Stored rows
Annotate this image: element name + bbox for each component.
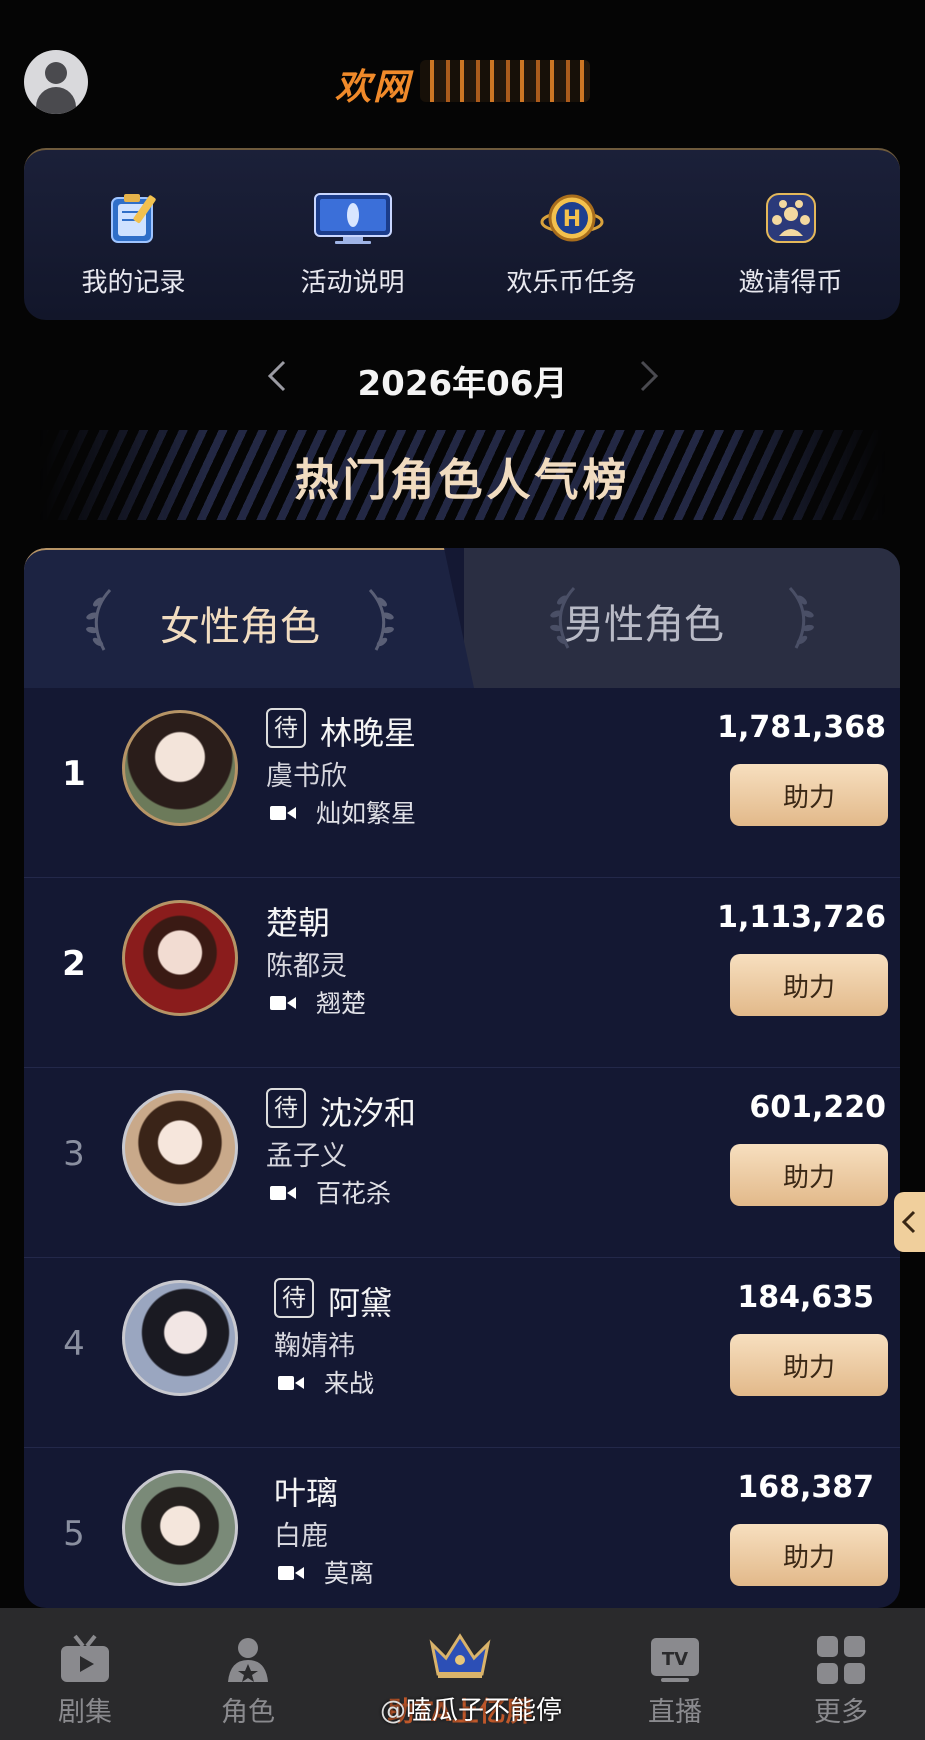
character-name: 林晚星 — [320, 714, 417, 752]
menu-label: 活动说明 — [300, 268, 405, 298]
character-avatar[interactable] — [122, 1280, 238, 1396]
nav-label: 角色 — [221, 1697, 275, 1728]
svg-text:H: H — [562, 207, 580, 232]
character-name: 叶璃 — [274, 1474, 339, 1512]
rank-number: 2 — [62, 944, 86, 984]
avatar-body — [36, 87, 76, 114]
menu-label: 我的记录 — [81, 268, 186, 298]
drama-title: 灿如繁星 — [316, 799, 417, 828]
laurel-left-icon — [86, 588, 112, 651]
date-switcher: 2026年06月 — [0, 350, 925, 406]
brand-logo: 欢网 — [335, 67, 412, 108]
menu-activity-info[interactable]: 活动说明 — [243, 150, 462, 322]
pending-tag: 待 — [266, 1088, 306, 1128]
laurel-right-icon — [368, 588, 394, 651]
nav-live[interactable]: TV 直播 — [620, 1608, 730, 1740]
actor-name: 孟子义 — [266, 1141, 347, 1172]
tab-female-label: 女性角色 — [160, 604, 320, 650]
character-icon — [228, 1638, 268, 1682]
menu-invite-coins[interactable]: 邀请得币 — [681, 150, 900, 322]
character-avatar[interactable] — [122, 900, 238, 1016]
ranking-title: 热门角色人气榜 — [294, 455, 631, 506]
nav-characters[interactable]: 角色 — [193, 1608, 303, 1740]
quick-menu: 我的记录 活动说明 H 欢乐币任务 邀请得币 — [24, 148, 900, 320]
character-avatar[interactable] — [122, 710, 238, 826]
menu-my-records[interactable]: 我的记录 — [24, 150, 243, 322]
vote-count: 1,781,368 — [717, 710, 886, 745]
rank-number: 5 — [63, 1514, 85, 1554]
vote-count: 601,220 — [749, 1090, 886, 1125]
drama-title: 来战 — [324, 1369, 375, 1398]
svg-text:TV: TV — [662, 1649, 688, 1670]
character-name: 沈汐和 — [320, 1094, 417, 1132]
brand-logo-obscured — [420, 60, 590, 102]
chevron-left-icon — [901, 1210, 916, 1234]
ranking-row[interactable]: 5 叶璃 白鹿 莫离 168,387 助力 — [24, 1448, 900, 1608]
menu-label: 欢乐币任务 — [506, 268, 637, 298]
nav-label: 直播 — [648, 1697, 702, 1728]
rank-number: 4 — [63, 1324, 85, 1364]
pending-tag: 待 — [274, 1278, 314, 1318]
character-avatar[interactable] — [122, 1090, 238, 1206]
menu-label: 邀请得币 — [738, 268, 843, 298]
tv-play-icon — [61, 1634, 109, 1682]
drama-title: 翘楚 — [316, 989, 367, 1018]
watermark: @嗑瓜子不能停 — [380, 1690, 562, 1727]
vote-count: 168,387 — [737, 1470, 874, 1505]
character-avatar[interactable] — [122, 1470, 238, 1586]
tv-live-icon: TV — [651, 1638, 699, 1682]
nav-label: 剧集 — [58, 1697, 112, 1728]
boost-button[interactable]: 助力 — [730, 1144, 888, 1206]
h-coin-icon: H — [540, 194, 603, 242]
screen-display-icon — [313, 193, 392, 244]
ranking-row[interactable]: 3 待 沈汐和 孟子义 百花杀 601,220 助力 — [24, 1068, 900, 1258]
ranking-row[interactable]: 1 待 林晚星 虞书欣 灿如繁星 1,781,368 助力 — [24, 688, 900, 878]
watermark-at: @ — [380, 1696, 406, 1726]
drama-title: 莫离 — [324, 1559, 375, 1588]
ranking-row[interactable]: 2 楚朝 陈都灵 翘楚 1,113,726 助力 — [24, 878, 900, 1068]
boost-button[interactable]: 助力 — [730, 1334, 888, 1396]
tab-female[interactable]: 女性角色 — [24, 548, 474, 688]
nav-more[interactable]: 更多 — [786, 1608, 896, 1740]
ranking-board: 男性角色 女性角色 1 待 林晚星 虞书欣 灿如繁星 1,781,368 助力 … — [24, 548, 900, 1608]
actor-name: 陈都灵 — [266, 951, 347, 982]
boost-button[interactable]: 助力 — [730, 1524, 888, 1586]
tab-male[interactable]: 男性角色 — [464, 548, 900, 688]
rank-number: 1 — [62, 754, 86, 794]
ranking-row[interactable]: 4 待 阿黛 鞠婧祎 来战 184,635 助力 — [24, 1258, 900, 1448]
nav-label: 更多 — [814, 1697, 868, 1728]
vote-count: 1,113,726 — [717, 900, 886, 935]
rank-number: 3 — [63, 1134, 85, 1174]
chevron-right-icon[interactable] — [628, 356, 668, 396]
boost-button[interactable]: 助力 — [730, 764, 888, 826]
boost-button[interactable]: 助力 — [730, 954, 888, 1016]
character-name: 楚朝 — [266, 904, 331, 942]
drama-title: 百花杀 — [316, 1179, 392, 1208]
video-camera-icon — [270, 996, 296, 1010]
nav-episodes[interactable]: 剧集 — [30, 1608, 140, 1740]
side-panel-toggle[interactable] — [894, 1192, 925, 1252]
laurel-right-icon — [788, 586, 814, 649]
menu-coin-tasks[interactable]: H 欢乐币任务 — [462, 150, 681, 322]
avatar-head — [45, 62, 67, 84]
notebook-pen-icon — [110, 194, 156, 243]
character-name: 阿黛 — [328, 1284, 393, 1322]
video-camera-icon — [278, 1566, 304, 1580]
video-camera-icon — [270, 806, 296, 820]
tab-male-label: 男性角色 — [564, 602, 724, 648]
user-avatar-icon[interactable] — [24, 50, 88, 114]
actor-name: 白鹿 — [274, 1521, 328, 1552]
video-camera-icon — [270, 1186, 296, 1200]
vote-count: 184,635 — [737, 1280, 874, 1315]
crown-icon — [429, 1633, 491, 1678]
top-bar: 欢网 — [0, 0, 925, 150]
people-network-icon — [765, 193, 816, 243]
watermark-text: 嗑瓜子不能停 — [406, 1696, 563, 1726]
current-month: 2026年06月 — [357, 364, 568, 404]
actor-name: 鞠婧祎 — [274, 1331, 355, 1362]
video-camera-icon — [278, 1376, 304, 1390]
actor-name: 虞书欣 — [266, 761, 347, 792]
pending-tag: 待 — [266, 708, 306, 748]
grid-more-icon — [817, 1636, 865, 1684]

To do
Please format the items above as a Markdown table with the columns "Row" and "Line," giving each nonblank line its own numbered row. Leave the pictures out of the table.

Task result
| Row | Line |
|---|---|
| 1 | Annotate this image: element name + bbox for each component. |
| 2 | character-name: 林晚星 — [320, 714, 417, 752] |
| 3 | menu-label: 活动说明 — [300, 268, 405, 298] |
| 4 | character-avatar[interactable] — [122, 1280, 238, 1396] |
| 5 | nav-label: 角色 — [221, 1697, 275, 1728] |
| 6 | svg-text:H: H — [562, 207, 580, 232] |
| 7 | character-name: 叶璃 — [274, 1474, 339, 1512] |
| 8 | rank-number: 2 — [62, 944, 86, 984] |
| 9 | avatar-body — [36, 87, 76, 114] |
| 10 | menu-label: 我的记录 — [81, 268, 186, 298] |
| 11 | drama-title: 灿如繁星 — [316, 799, 417, 828] |
| 12 | laurel-left-icon — [86, 588, 112, 651] |
| 13 | date-switcher: 2026年06月 — [0, 350, 925, 406] |
| 14 | brand-logo: 欢网 — [335, 67, 412, 108] |
| 15 | menu-activity-info[interactable]: 活动说明 — [243, 150, 462, 322] |
| 16 | pending-tag: 待 — [266, 1088, 306, 1128] |
| 17 | laurel-right-icon — [368, 588, 394, 651] |
| 18 | nav-live[interactable]: TV 直播 — [620, 1608, 730, 1740] |
| 19 | actor-name: 孟子义 — [266, 1141, 347, 1172] |
| 20 | tab-female-label: 女性角色 — [160, 604, 320, 650] |
| 21 | character-icon — [228, 1638, 268, 1682] |
| 22 | menu-invite-coins[interactable]: 邀请得币 — [681, 150, 900, 322] |
| 23 | character-avatar[interactable] — [122, 900, 238, 1016] |
| 24 | ranking-title: 热门角色人气榜 — [294, 455, 631, 506] |
| 25 | nav-characters[interactable]: 角色 — [193, 1608, 303, 1740] |
| 26 | quick-menu: 我的记录 活动说明 H 欢乐币任务 邀请得币 — [24, 148, 900, 320] |
| 27 | character-avatar[interactable] — [122, 710, 238, 826] |
| 28 | menu-my-records[interactable]: 我的记录 — [24, 150, 243, 322] |
| 29 | vote-count: 1,781,368 — [717, 710, 886, 745] |
| 30 | rank-number: 5 — [63, 1514, 85, 1554] |
| 31 | vote-count: 601,220 — [749, 1090, 886, 1125] |
| 32 | drama-title: 来战 — [324, 1369, 375, 1398] |
| 33 | svg-text:TV: TV — [662, 1649, 688, 1670] |
| 34 | character-name: 沈汐和 — [320, 1094, 417, 1132] |
| 35 | brand-logo-obscured — [420, 60, 590, 102] |
| 36 | chevron-left-icon — [901, 1210, 916, 1234] |
| 37 | ranking-row[interactable]: 5 叶璃 白鹿 莫离 168,387 助力 — [24, 1448, 900, 1608] |
| 38 | menu-label: 欢乐币任务 — [506, 268, 637, 298] |
| 39 | nav-label: 直播 — [648, 1697, 702, 1728] |
| 40 | rank-number: 4 — [63, 1324, 85, 1364] |
| 41 | pending-tag: 待 — [274, 1278, 314, 1318] |
| 42 | character-avatar[interactable] — [122, 1090, 238, 1206] |
| 43 | menu-label: 邀请得币 — [738, 268, 843, 298] |
| 44 | tv-play-icon — [61, 1634, 109, 1682] |
| 45 | drama-title: 翘楚 — [316, 989, 367, 1018] |
| 46 | watermark: @嗑瓜子不能停 — [380, 1690, 562, 1727] |
| 47 | vote-count: 168,387 — [737, 1470, 874, 1505] |
| 48 | character-avatar[interactable] — [122, 1470, 238, 1586] |
| 49 | tv-live-icon: TV — [651, 1638, 699, 1682] |
| 50 | nav-label: 剧集 — [58, 1697, 112, 1728] |
| 51 | boost-button[interactable]: 助力 — [730, 1144, 888, 1206] |
| 52 | h-coin-icon: H — [540, 194, 603, 242] |
| 53 | screen-display-icon — [313, 193, 392, 244] |
| 54 | ranking-row[interactable]: 3 待 沈汐和 孟子义 百花杀 601,220 助力 — [24, 1068, 900, 1258] |
| 55 | ranking-row[interactable]: 1 待 林晚星 虞书欣 灿如繁星 1,781,368 助力 — [24, 688, 900, 878] |
| 56 | watermark-at: @ — [380, 1696, 406, 1726] |
| 57 | drama-title: 莫离 — [324, 1559, 375, 1588] |
| 58 | ranking-row[interactable]: 2 楚朝 陈都灵 翘楚 1,113,726 助力 — [24, 878, 900, 1068] |
| 59 | boost-button[interactable]: 助力 — [730, 1334, 888, 1396] |
| 60 | tab-female[interactable]: 女性角色 — [24, 548, 474, 688] |
| 61 | nav-more[interactable]: 更多 — [786, 1608, 896, 1740] |
| 62 | ranking-board: 男性角色 女性角色 1 待 林晚星 虞书欣 灿如繁星 1,781,368 助力 … — [24, 548, 900, 1608] |
| 63 | actor-name: 陈都灵 — [266, 951, 347, 982] |
| 64 | boost-button[interactable]: 助力 — [730, 1524, 888, 1586] |
| 65 | tab-male[interactable]: 男性角色 — [464, 548, 900, 688] |
| 66 | rank-number: 1 — [62, 754, 86, 794] |
| 67 | ranking-row[interactable]: 4 待 阿黛 鞠婧祎 来战 184,635 助力 — [24, 1258, 900, 1448] |
| 68 | nav-label: 更多 — [814, 1697, 868, 1728] |
| 69 | vote-count: 1,113,726 — [717, 900, 886, 935] |
| 70 | rank-number: 3 — [63, 1134, 85, 1174] |
| 71 | chevron-right-icon[interactable] — [628, 356, 668, 396] |
| 72 | boost-button[interactable]: 助力 — [730, 764, 888, 826] |
| 73 | boost-button[interactable]: 助力 — [730, 954, 888, 1016] |
| 74 | character-name: 楚朝 — [266, 904, 331, 942] |
| 75 | drama-title: 百花杀 — [316, 1179, 392, 1208] |
| 76 | video-camera-icon — [270, 996, 296, 1010] |
| 77 | nav-episodes[interactable]: 剧集 — [30, 1608, 140, 1740] |
| 78 | side-panel-toggle[interactable] — [894, 1192, 925, 1252] |
| 79 | laurel-right-icon — [788, 586, 814, 649] |
| 80 | menu-coin-tasks[interactable]: H 欢乐币任务 — [462, 150, 681, 322] |
| 81 | avatar-head — [45, 62, 67, 84] |
| 82 | notebook-pen-icon — [110, 194, 156, 243] |
| 83 | character-name: 阿黛 — [328, 1284, 393, 1322] |
| 84 | video-camera-icon — [278, 1566, 304, 1580] |
| 85 | video-camera-icon — [270, 806, 296, 820] |
| 86 | tab-male-label: 男性角色 — [564, 602, 724, 648] |
| 87 | user-avatar-icon[interactable] — [24, 50, 88, 114] |
| 88 | actor-name: 白鹿 — [274, 1521, 328, 1552] |
| 89 | video-camera-icon — [270, 1186, 296, 1200] |
| 90 | vote-count: 184,635 — [737, 1280, 874, 1315] |
| 91 | crown-icon — [429, 1633, 491, 1678] |
| 92 | top-bar: 欢网 — [0, 0, 925, 150] |
| 93 | people-network-icon — [765, 193, 816, 243] |
| 94 | watermark-text: 嗑瓜子不能停 — [406, 1696, 563, 1726] |
| 95 | current-month: 2026年06月 — [357, 364, 568, 404] |
| 96 | actor-name: 鞠婧祎 — [274, 1331, 355, 1362] |
| 97 | video-camera-icon — [278, 1376, 304, 1390] |
| 98 | actor-name: 虞书欣 — [266, 761, 347, 792] |
| 99 | pending-tag: 待 — [266, 708, 306, 748] |
| 100 | grid-more-icon — [817, 1636, 865, 1684] |